Task objective ->
Transcribe all the records with complete accuracy.

Entries supplied start

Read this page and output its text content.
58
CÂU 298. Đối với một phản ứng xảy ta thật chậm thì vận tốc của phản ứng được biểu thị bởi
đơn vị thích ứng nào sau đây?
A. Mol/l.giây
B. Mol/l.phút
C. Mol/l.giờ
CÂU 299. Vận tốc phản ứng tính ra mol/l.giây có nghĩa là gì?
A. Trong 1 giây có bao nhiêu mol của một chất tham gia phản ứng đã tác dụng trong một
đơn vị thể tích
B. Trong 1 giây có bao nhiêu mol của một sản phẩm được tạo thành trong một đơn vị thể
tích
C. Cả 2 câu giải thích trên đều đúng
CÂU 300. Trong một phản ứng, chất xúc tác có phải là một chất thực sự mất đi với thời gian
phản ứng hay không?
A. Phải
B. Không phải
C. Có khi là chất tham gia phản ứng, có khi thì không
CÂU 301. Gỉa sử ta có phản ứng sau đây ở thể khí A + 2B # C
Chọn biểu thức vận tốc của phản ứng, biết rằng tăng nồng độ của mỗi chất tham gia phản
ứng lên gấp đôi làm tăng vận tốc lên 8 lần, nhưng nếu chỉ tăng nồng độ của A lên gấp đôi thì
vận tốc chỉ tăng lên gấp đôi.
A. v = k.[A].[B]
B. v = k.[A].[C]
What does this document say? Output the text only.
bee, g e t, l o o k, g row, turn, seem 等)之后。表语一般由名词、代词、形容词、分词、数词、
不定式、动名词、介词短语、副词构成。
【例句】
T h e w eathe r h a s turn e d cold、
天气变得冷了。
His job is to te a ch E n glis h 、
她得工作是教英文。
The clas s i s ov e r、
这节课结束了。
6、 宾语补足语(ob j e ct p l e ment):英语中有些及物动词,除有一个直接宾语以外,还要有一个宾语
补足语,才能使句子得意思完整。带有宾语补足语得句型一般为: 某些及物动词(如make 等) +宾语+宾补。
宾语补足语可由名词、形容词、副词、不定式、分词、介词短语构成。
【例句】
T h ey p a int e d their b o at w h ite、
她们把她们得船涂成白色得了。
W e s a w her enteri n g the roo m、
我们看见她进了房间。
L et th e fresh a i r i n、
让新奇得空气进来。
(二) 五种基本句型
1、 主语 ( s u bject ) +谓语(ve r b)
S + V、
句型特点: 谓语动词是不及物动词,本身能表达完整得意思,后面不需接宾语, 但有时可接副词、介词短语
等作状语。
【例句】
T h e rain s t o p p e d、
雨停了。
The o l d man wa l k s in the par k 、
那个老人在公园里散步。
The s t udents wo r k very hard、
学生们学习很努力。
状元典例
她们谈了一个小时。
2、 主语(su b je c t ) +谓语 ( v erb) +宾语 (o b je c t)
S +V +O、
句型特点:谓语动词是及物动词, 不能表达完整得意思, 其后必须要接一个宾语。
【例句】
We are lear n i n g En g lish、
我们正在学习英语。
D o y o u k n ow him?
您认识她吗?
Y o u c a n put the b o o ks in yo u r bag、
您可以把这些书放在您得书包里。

Entries supplied end

Output for this task ->
Read this page and output its text content.
58
CÂU 298. Đối với một phản ứng xảy ta thật chậm thì vận tốc của phản ứng được biểu thị bởi
đơn vị thích ứng nào sau đây?
A. Mol/l.giây
B. Mol/l.phút
C. Mol/l.giờ
CÂU 299. Vận tốc phản ứng tính ra mol/l.giây có nghĩa là gì?
A. Trong 1 giây có bao nhiêu mol của một chất tham gia phản ứng đã tác dụng trong một
đơn vị thể tích
B. Trong 1 giây có bao nhiêu mol của một sản phẩm được tạo thành trong một đơn vị thể
tích
C. Cả 2 câu giải thích trên đều đúng
CÂU 300. Trong một phản ứng, chất xúc tác có phải là một chất thực sự mất đi với thời gian
phản ứng hay không?
A. Phải
B. Không phải
C. Có khi là chất tham gia phản ứng, có khi thì không
CÂU 301. Gỉa sử ta có phản ứng sau đây ở thể khí A + 2B # C
Chọn biểu thức vận tốc của phản ứng, biết rằng tăng nồng độ của mỗi chất tham gia phản
ứng lên gấp đôi làm tăng vận tốc lên 8 lần, nhưng nếu chỉ tăng nồng độ của A lên gấp đôi thì
vận tốc chỉ tăng lên gấp đôi.
A. v = k.[A].[B]
B. v = k.[A].[C]
What does this document say? Output the text only.
bee, g e t, l o o k, g row, turn, seem 等)之后。表语一般由名词、代词、形容词、分词、数词、
不定式、动名词、介词短语、副词构成。
【例句】
T h e w eathe r h a s turn e d cold、
天气变得冷了。
His job is to te a ch E n glis h 、
她得工作是教英文。
The clas s i s ov e r、
这节课结束了。
6、 宾语补足语(ob j e ct p l e ment):英语中有些及物动词,除有一个直接宾语以外,还要有一个宾语
补足语,才能使句子得意思完整。带有宾语补足语得句型一般为: 某些及物动词(如make 等) +宾语+宾补。
宾语补足语可由名词、形容词、副词、不定式、分词、介词短语构成。
【例句】
T h ey p a int e d their b o at w h ite、
她们把她们得船涂成白色得了。
W e s a w her enteri n g the roo m、
我们看见她进了房间。
L et th e fresh a i r i n、
让新奇得空气进来。
(二) 五种基本句型
1、 主语 ( s u bject ) +谓语(ve r b)
S + V、
句型特点: 谓语动词是不及物动词,本身能表达完整得意思,后面不需接宾语, 但有时可接副词、介词短语
等作状语。
【例句】
T h e rain s t o p p e d、
雨停了。
The o l d man wa l k s in the par k 、
那个老人在公园里散步。
The s t udents wo r k very hard、
学生们学习很努力。
状元典例
她们谈了一个小时。
2、 主语(su b je c t ) +谓语 ( v erb) +宾语 (o b je c t)
S +V +O、
句型特点:谓语动词是及物动词, 不能表达完整得意思, 其后必须要接一个宾语。
【例句】
We are lear n i n g En g lish、
我们正在学习英语。
D o y o u k n ow him?
您认识她吗?
Y o u c a n put the b o o ks in yo u r bag、
您可以把这些书放在您得书包里。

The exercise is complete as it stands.